**Brief**
Each entry below should be echoed exactly, with pictures omitted.

**The data**
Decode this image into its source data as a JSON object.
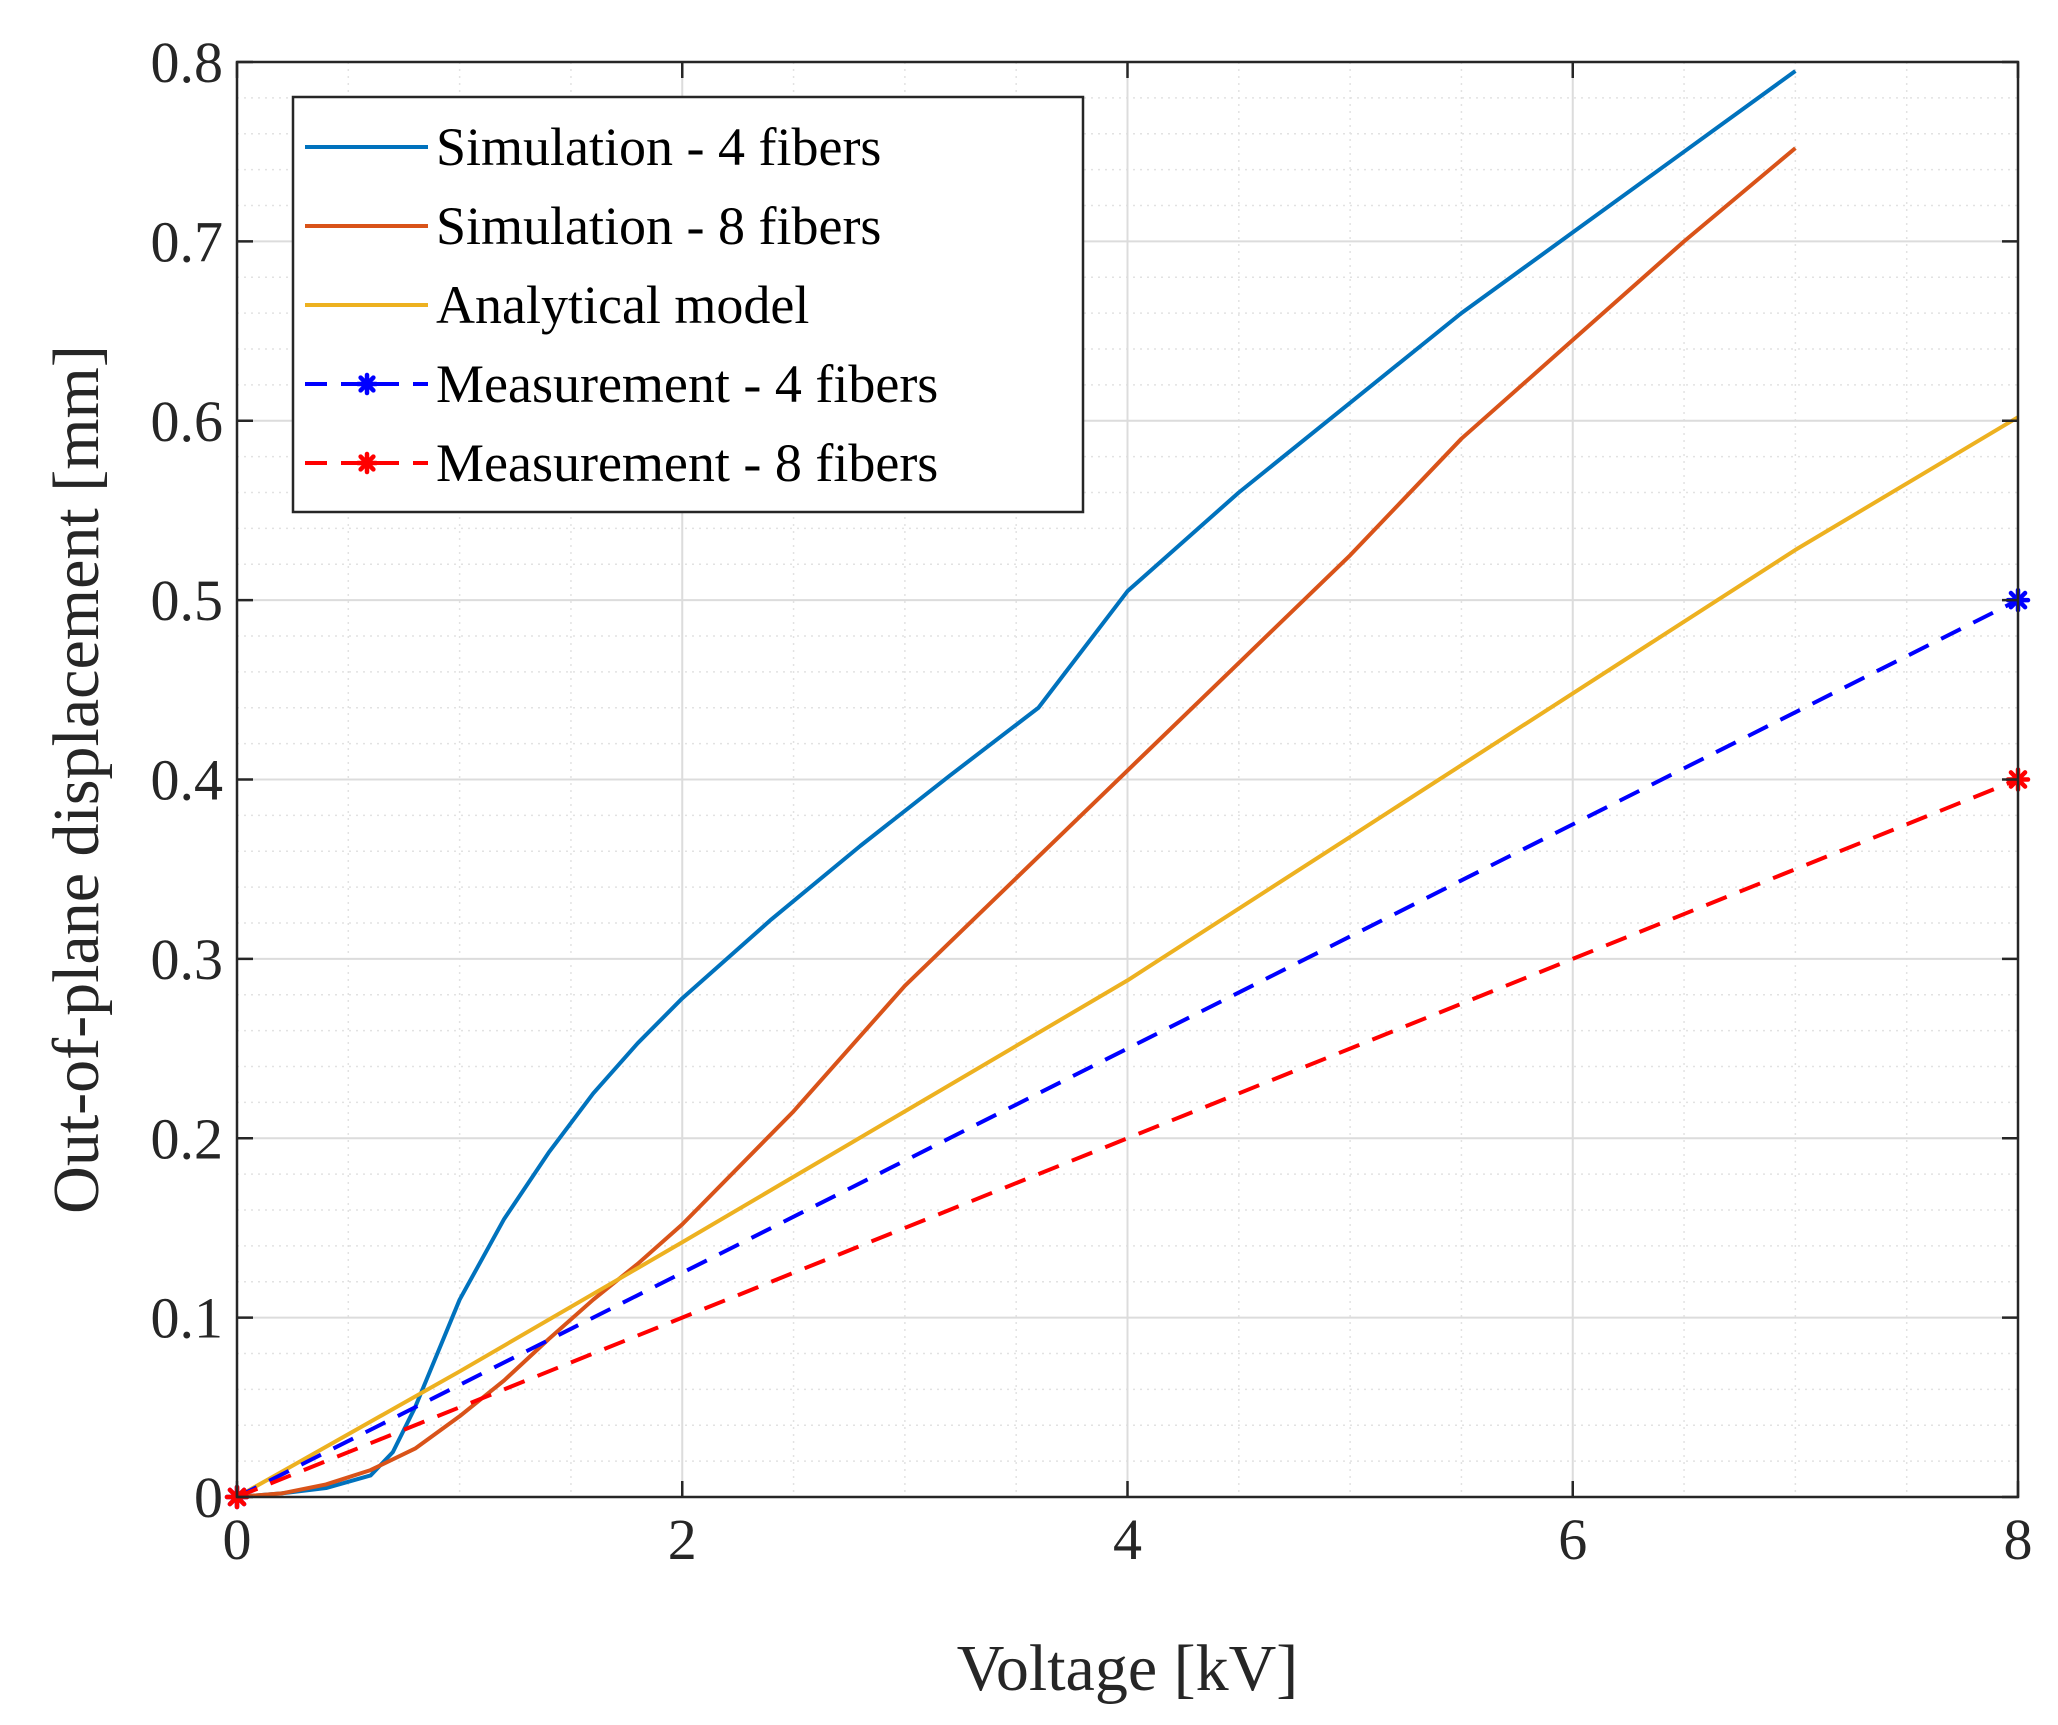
{
  "chart_data": {
    "type": "line",
    "title": "",
    "xlabel": "Voltage [kV]",
    "ylabel": "Out-of-plane displacement [mm]",
    "xlim": [
      0,
      8
    ],
    "ylim": [
      0,
      0.8
    ],
    "xticks": [
      0,
      2,
      4,
      6,
      8
    ],
    "xtick_labels": [
      "0",
      "2",
      "4",
      "6",
      "8"
    ],
    "yticks": [
      0,
      0.1,
      0.2,
      0.3,
      0.4,
      0.5,
      0.6,
      0.7,
      0.8
    ],
    "ytick_labels": [
      "0",
      "0.1",
      "0.2",
      "0.3",
      "0.4",
      "0.5",
      "0.6",
      "0.7",
      "0.8"
    ],
    "grid": true,
    "minor_grid": true,
    "legend_position": "top-left",
    "series": [
      {
        "name": "Simulation - 4 fibers",
        "color": "#0072BD",
        "style": "solid",
        "marker": "none",
        "x": [
          0,
          0.2,
          0.4,
          0.6,
          0.7,
          0.8,
          0.9,
          1.0,
          1.2,
          1.4,
          1.6,
          1.8,
          2.0,
          2.4,
          2.8,
          3.2,
          3.6,
          4.0,
          4.5,
          5.0,
          5.5,
          6.0,
          6.5,
          7.0
        ],
        "y": [
          0,
          0.002,
          0.005,
          0.012,
          0.025,
          0.05,
          0.08,
          0.11,
          0.155,
          0.192,
          0.225,
          0.253,
          0.278,
          0.322,
          0.363,
          0.402,
          0.44,
          0.505,
          0.56,
          0.61,
          0.66,
          0.705,
          0.75,
          0.795
        ]
      },
      {
        "name": "Simulation - 8 fibers",
        "color": "#D95319",
        "style": "solid",
        "marker": "none",
        "x": [
          0,
          0.2,
          0.4,
          0.6,
          0.8,
          1.0,
          1.2,
          1.4,
          1.6,
          1.8,
          2.0,
          2.5,
          3.0,
          3.5,
          4.0,
          4.5,
          5.0,
          5.5,
          6.0,
          6.5,
          7.0
        ],
        "y": [
          0,
          0.002,
          0.007,
          0.015,
          0.027,
          0.045,
          0.065,
          0.088,
          0.11,
          0.13,
          0.152,
          0.215,
          0.285,
          0.345,
          0.405,
          0.465,
          0.525,
          0.59,
          0.645,
          0.7,
          0.752
        ]
      },
      {
        "name": "Analytical model",
        "color": "#EDB120",
        "style": "solid",
        "marker": "none",
        "x": [
          0,
          1,
          2,
          3,
          4,
          5,
          6,
          7,
          8
        ],
        "y": [
          0,
          0.07,
          0.142,
          0.215,
          0.288,
          0.368,
          0.448,
          0.528,
          0.602
        ]
      },
      {
        "name": "Measurement - 4 fibers",
        "color": "#0000FF",
        "style": "dashed",
        "marker": "asterisk",
        "x": [
          0,
          8
        ],
        "y": [
          0,
          0.5
        ]
      },
      {
        "name": "Measurement - 8 fibers",
        "color": "#FF0000",
        "style": "dashed",
        "marker": "asterisk",
        "x": [
          0,
          8
        ],
        "y": [
          0,
          0.4
        ]
      }
    ]
  }
}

**Written answer**
Decode this image into its source data as a JSON object.
{
  "chart_data": {
    "type": "line",
    "title": "",
    "xlabel": "Voltage [kV]",
    "ylabel": "Out-of-plane displacement [mm]",
    "xlim": [
      0,
      8
    ],
    "ylim": [
      0,
      0.8
    ],
    "xticks": [
      0,
      2,
      4,
      6,
      8
    ],
    "xtick_labels": [
      "0",
      "2",
      "4",
      "6",
      "8"
    ],
    "yticks": [
      0,
      0.1,
      0.2,
      0.3,
      0.4,
      0.5,
      0.6,
      0.7,
      0.8
    ],
    "ytick_labels": [
      "0",
      "0.1",
      "0.2",
      "0.3",
      "0.4",
      "0.5",
      "0.6",
      "0.7",
      "0.8"
    ],
    "grid": true,
    "minor_grid": true,
    "legend_position": "top-left",
    "series": [
      {
        "name": "Simulation - 4 fibers",
        "color": "#0072BD",
        "style": "solid",
        "marker": "none",
        "x": [
          0,
          0.2,
          0.4,
          0.6,
          0.7,
          0.8,
          0.9,
          1.0,
          1.2,
          1.4,
          1.6,
          1.8,
          2.0,
          2.4,
          2.8,
          3.2,
          3.6,
          4.0,
          4.5,
          5.0,
          5.5,
          6.0,
          6.5,
          7.0
        ],
        "y": [
          0,
          0.002,
          0.005,
          0.012,
          0.025,
          0.05,
          0.08,
          0.11,
          0.155,
          0.192,
          0.225,
          0.253,
          0.278,
          0.322,
          0.363,
          0.402,
          0.44,
          0.505,
          0.56,
          0.61,
          0.66,
          0.705,
          0.75,
          0.795
        ]
      },
      {
        "name": "Simulation - 8 fibers",
        "color": "#D95319",
        "style": "solid",
        "marker": "none",
        "x": [
          0,
          0.2,
          0.4,
          0.6,
          0.8,
          1.0,
          1.2,
          1.4,
          1.6,
          1.8,
          2.0,
          2.5,
          3.0,
          3.5,
          4.0,
          4.5,
          5.0,
          5.5,
          6.0,
          6.5,
          7.0
        ],
        "y": [
          0,
          0.002,
          0.007,
          0.015,
          0.027,
          0.045,
          0.065,
          0.088,
          0.11,
          0.13,
          0.152,
          0.215,
          0.285,
          0.345,
          0.405,
          0.465,
          0.525,
          0.59,
          0.645,
          0.7,
          0.752
        ]
      },
      {
        "name": "Analytical model",
        "color": "#EDB120",
        "style": "solid",
        "marker": "none",
        "x": [
          0,
          1,
          2,
          3,
          4,
          5,
          6,
          7,
          8
        ],
        "y": [
          0,
          0.07,
          0.142,
          0.215,
          0.288,
          0.368,
          0.448,
          0.528,
          0.602
        ]
      },
      {
        "name": "Measurement - 4 fibers",
        "color": "#0000FF",
        "style": "dashed",
        "marker": "asterisk",
        "x": [
          0,
          8
        ],
        "y": [
          0,
          0.5
        ]
      },
      {
        "name": "Measurement - 8 fibers",
        "color": "#FF0000",
        "style": "dashed",
        "marker": "asterisk",
        "x": [
          0,
          8
        ],
        "y": [
          0,
          0.4
        ]
      }
    ]
  }
}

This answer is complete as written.